** Begin **

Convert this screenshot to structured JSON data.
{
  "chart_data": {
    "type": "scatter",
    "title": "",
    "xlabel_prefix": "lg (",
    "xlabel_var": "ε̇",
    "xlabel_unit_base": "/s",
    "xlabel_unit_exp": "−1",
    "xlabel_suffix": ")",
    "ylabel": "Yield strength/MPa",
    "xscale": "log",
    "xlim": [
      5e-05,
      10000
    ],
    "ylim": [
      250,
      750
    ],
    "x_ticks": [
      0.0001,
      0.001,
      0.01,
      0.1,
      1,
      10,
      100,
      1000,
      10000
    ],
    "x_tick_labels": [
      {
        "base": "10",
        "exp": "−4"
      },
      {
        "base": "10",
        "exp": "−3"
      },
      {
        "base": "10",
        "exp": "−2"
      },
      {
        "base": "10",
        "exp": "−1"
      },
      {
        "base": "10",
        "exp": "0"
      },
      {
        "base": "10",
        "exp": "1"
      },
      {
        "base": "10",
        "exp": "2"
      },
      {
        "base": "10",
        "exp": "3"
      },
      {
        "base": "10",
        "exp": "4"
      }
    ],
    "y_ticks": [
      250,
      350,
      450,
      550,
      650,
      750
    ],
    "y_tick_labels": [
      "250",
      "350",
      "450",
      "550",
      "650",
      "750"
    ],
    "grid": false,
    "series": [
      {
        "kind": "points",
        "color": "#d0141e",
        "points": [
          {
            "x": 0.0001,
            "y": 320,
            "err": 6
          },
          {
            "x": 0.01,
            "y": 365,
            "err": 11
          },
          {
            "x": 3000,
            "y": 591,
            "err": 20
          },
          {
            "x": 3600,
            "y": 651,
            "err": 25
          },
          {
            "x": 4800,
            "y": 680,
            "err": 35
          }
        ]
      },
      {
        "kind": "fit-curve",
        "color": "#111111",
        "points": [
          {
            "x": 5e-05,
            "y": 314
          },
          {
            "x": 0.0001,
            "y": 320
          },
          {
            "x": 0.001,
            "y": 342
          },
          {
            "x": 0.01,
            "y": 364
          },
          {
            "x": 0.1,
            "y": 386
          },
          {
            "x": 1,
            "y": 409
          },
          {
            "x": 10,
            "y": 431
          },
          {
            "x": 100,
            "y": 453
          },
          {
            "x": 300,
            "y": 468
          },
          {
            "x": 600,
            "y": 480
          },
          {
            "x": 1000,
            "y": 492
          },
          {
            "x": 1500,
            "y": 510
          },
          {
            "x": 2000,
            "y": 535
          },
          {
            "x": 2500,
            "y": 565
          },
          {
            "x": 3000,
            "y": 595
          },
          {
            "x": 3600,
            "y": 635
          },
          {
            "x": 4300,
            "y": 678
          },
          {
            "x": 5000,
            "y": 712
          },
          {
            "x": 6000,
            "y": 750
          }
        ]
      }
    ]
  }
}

** End **

TASK BRIEF ▸ Exactly reproduce every line of the records.

ANSWER TO THE EXERCISE ▸
Convert this screenshot to structured JSON data.
{
  "chart_data": {
    "type": "scatter",
    "title": "",
    "xlabel_prefix": "lg (",
    "xlabel_var": "ε̇",
    "xlabel_unit_base": "/s",
    "xlabel_unit_exp": "−1",
    "xlabel_suffix": ")",
    "ylabel": "Yield strength/MPa",
    "xscale": "log",
    "xlim": [
      5e-05,
      10000
    ],
    "ylim": [
      250,
      750
    ],
    "x_ticks": [
      0.0001,
      0.001,
      0.01,
      0.1,
      1,
      10,
      100,
      1000,
      10000
    ],
    "x_tick_labels": [
      {
        "base": "10",
        "exp": "−4"
      },
      {
        "base": "10",
        "exp": "−3"
      },
      {
        "base": "10",
        "exp": "−2"
      },
      {
        "base": "10",
        "exp": "−1"
      },
      {
        "base": "10",
        "exp": "0"
      },
      {
        "base": "10",
        "exp": "1"
      },
      {
        "base": "10",
        "exp": "2"
      },
      {
        "base": "10",
        "exp": "3"
      },
      {
        "base": "10",
        "exp": "4"
      }
    ],
    "y_ticks": [
      250,
      350,
      450,
      550,
      650,
      750
    ],
    "y_tick_labels": [
      "250",
      "350",
      "450",
      "550",
      "650",
      "750"
    ],
    "grid": false,
    "series": [
      {
        "kind": "points",
        "color": "#d0141e",
        "points": [
          {
            "x": 0.0001,
            "y": 320,
            "err": 6
          },
          {
            "x": 0.01,
            "y": 365,
            "err": 11
          },
          {
            "x": 3000,
            "y": 591,
            "err": 20
          },
          {
            "x": 3600,
            "y": 651,
            "err": 25
          },
          {
            "x": 4800,
            "y": 680,
            "err": 35
          }
        ]
      },
      {
        "kind": "fit-curve",
        "color": "#111111",
        "points": [
          {
            "x": 5e-05,
            "y": 314
          },
          {
            "x": 0.0001,
            "y": 320
          },
          {
            "x": 0.001,
            "y": 342
          },
          {
            "x": 0.01,
            "y": 364
          },
          {
            "x": 0.1,
            "y": 386
          },
          {
            "x": 1,
            "y": 409
          },
          {
            "x": 10,
            "y": 431
          },
          {
            "x": 100,
            "y": 453
          },
          {
            "x": 300,
            "y": 468
          },
          {
            "x": 600,
            "y": 480
          },
          {
            "x": 1000,
            "y": 492
          },
          {
            "x": 1500,
            "y": 510
          },
          {
            "x": 2000,
            "y": 535
          },
          {
            "x": 2500,
            "y": 565
          },
          {
            "x": 3000,
            "y": 595
          },
          {
            "x": 3600,
            "y": 635
          },
          {
            "x": 4300,
            "y": 678
          },
          {
            "x": 5000,
            "y": 712
          },
          {
            "x": 6000,
            "y": 750
          }
        ]
      }
    ]
  }
}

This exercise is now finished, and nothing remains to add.